### Text segment
--- Begin ---

“I Know What I Mean…” But do they? - When Academic Writing Doesn’t Quite Land

There’s a special kind of heartbreak in academic writing. That moment when you hand someone your draft confident, hopeful, even a little proud… and they return it with a puzzled look and a polite, “I wasn’t quite sure what you meant here.”

It’s not that your ideas aren’t good. You’ve done the reading, mapped the logic, made all the right connections in your head. You know what you mean.

But something’s been lost in translation.


The Curse of Knowing Too Much

Academic writing is often hard to follow not because the ideas are too complex, but because the writer has been living inside them for too long.

When you’re immersed in your topic, it’s easy to forget what’s obvious to you isn’t obvious to everyone else. You skip steps, collapse concepts, and rely on shorthand that makes perfect sense in your head but not on the page.

This creates writing that feels dense, disjointed, or vague to your reader… though clear to you.

Common Signs Your Writing Isn’t Landing

If you’ve ever written a sentence that made total sense, only to be met with glazed eyes or a reviewer’s “unclear,” you’re not alone. Here are some red flags to watch for:

  • Your sentences are technically grammatical but exhausting to read.

  • You overuse terms like “this,” “it,” or “such” without specifying what they refer to.

  • A key idea only shows up once - buried halfway through a paragraph.

  • You assume the reader knows the same background as you.

  • You re-read a section five times and still can’t tell if it’s saying what you meant.

It’s not that your thinking is bad, but these could be signs your writing is outpacing your reader’s context.

What You Can Do About It

The goal here isn’t to dumb down your ideas, it’s to build a bridge from your head to someone else’s. Here’s how to start:

1. Don’t Just Edit, Test Your Draft

Find someone outside your immediate field and ask them to read a section. Watch where they pause. Listen to their questions. If they’re confused, you’ve found a clarity gap - not a flaw, just a spot that needs scaffolding.

Tip: Ask them to summarise your paragraph in one sentence. If they miss your point, it’s not on them, it’s on the writing.

2. Read Your Work Out Loud

Yes, it’s awkward. But it works. Reading aloud exposes clunky phrasing, runaway sentences, and places where your writing loses rhythm or meaning. If you trip over a sentence, chances are your reader will too.

--- End ---

### Records provided

--- Begin ---

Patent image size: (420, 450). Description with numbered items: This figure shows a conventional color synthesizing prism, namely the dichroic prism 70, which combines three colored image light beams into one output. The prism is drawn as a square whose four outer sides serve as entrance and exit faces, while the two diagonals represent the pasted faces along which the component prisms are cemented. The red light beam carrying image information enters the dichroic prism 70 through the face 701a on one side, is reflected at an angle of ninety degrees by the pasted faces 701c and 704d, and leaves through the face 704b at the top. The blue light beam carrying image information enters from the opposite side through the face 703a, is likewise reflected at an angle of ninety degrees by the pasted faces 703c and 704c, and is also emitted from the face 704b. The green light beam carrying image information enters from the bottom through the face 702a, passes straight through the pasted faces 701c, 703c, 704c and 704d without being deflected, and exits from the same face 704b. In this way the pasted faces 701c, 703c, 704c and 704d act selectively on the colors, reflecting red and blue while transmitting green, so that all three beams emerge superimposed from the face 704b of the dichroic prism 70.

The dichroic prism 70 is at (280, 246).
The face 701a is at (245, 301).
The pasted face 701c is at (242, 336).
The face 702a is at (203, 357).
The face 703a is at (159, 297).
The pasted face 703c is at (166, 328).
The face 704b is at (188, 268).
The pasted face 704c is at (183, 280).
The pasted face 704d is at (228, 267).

--- End ---
--- Begin ---

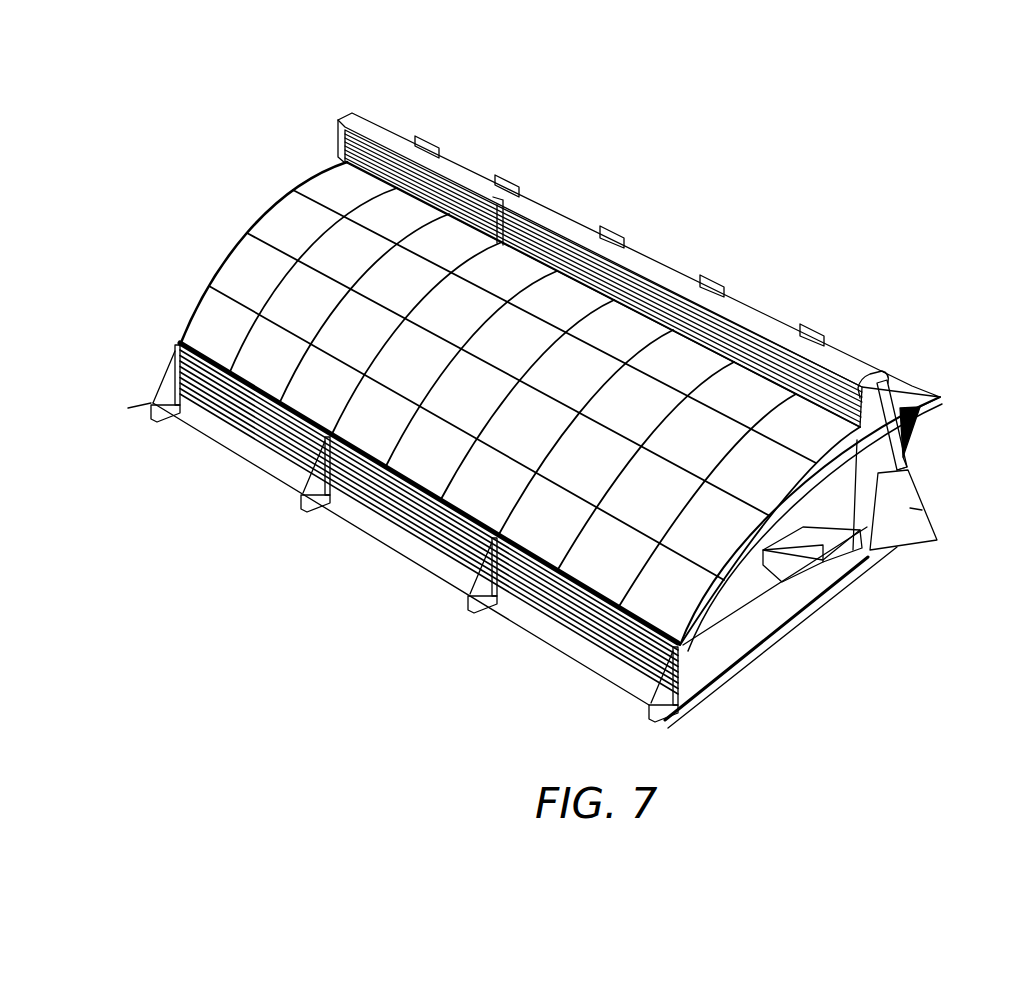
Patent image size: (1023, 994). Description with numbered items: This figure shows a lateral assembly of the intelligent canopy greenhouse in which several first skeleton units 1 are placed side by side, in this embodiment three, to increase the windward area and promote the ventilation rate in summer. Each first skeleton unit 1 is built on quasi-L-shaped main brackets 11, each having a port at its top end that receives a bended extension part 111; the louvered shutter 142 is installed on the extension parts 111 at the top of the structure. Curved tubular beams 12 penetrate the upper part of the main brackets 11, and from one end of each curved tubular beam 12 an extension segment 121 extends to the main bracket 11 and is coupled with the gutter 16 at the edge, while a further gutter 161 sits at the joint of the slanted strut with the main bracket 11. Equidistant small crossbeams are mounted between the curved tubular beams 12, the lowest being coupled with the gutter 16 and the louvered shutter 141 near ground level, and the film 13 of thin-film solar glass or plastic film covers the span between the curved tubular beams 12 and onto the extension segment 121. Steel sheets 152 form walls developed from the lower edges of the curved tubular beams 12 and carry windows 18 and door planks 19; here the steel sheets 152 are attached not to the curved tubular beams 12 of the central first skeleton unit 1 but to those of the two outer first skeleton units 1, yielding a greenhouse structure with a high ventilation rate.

--- End ---

### Exercises to complete
1. From the article on academic writing, reproduce word for word the part that opens with the words containing "If you’ve ever" and closes with "what you meant.".
2. Condense the paragraph in the article on academic writing that begins "Find someone outside your immediate field" into two sentences, keeping its main facts.
3. In one to three sentences, explain why the article on academic writing says such writing is often hard to follow.

### Expected results
1.
If you’ve ever written a sentence that made total sense, only to be met with glazed eyes or a reviewer’s “unclear,” you’re not alone. Here are some red flags to watch for:

  • Your sentences are technically grammatical but exhausting to read.

  • You overuse terms like “this,” “it,” or “such” without specifying what they refer to.

  • A key idea only shows up once - buried halfway through a paragraph.

  • You assume the reader knows the same background as you.

  • You re-read a section five times and still can’t tell if it’s saying what you meant.

2. Have someone outside your immediate field read a section of your draft, and watch where they pause and listen to their questions. Any confusion reveals a clarity gap, which is not a flaw but a spot that needs scaffolding.

3. The ideas are usually not too complex. The trouble is that the writer has been living inside them too long and forgets that what is obvious to them is not obvious to others. As a result, they skip steps, collapse concepts, and rely on shorthand that makes sense in their head but not on the page.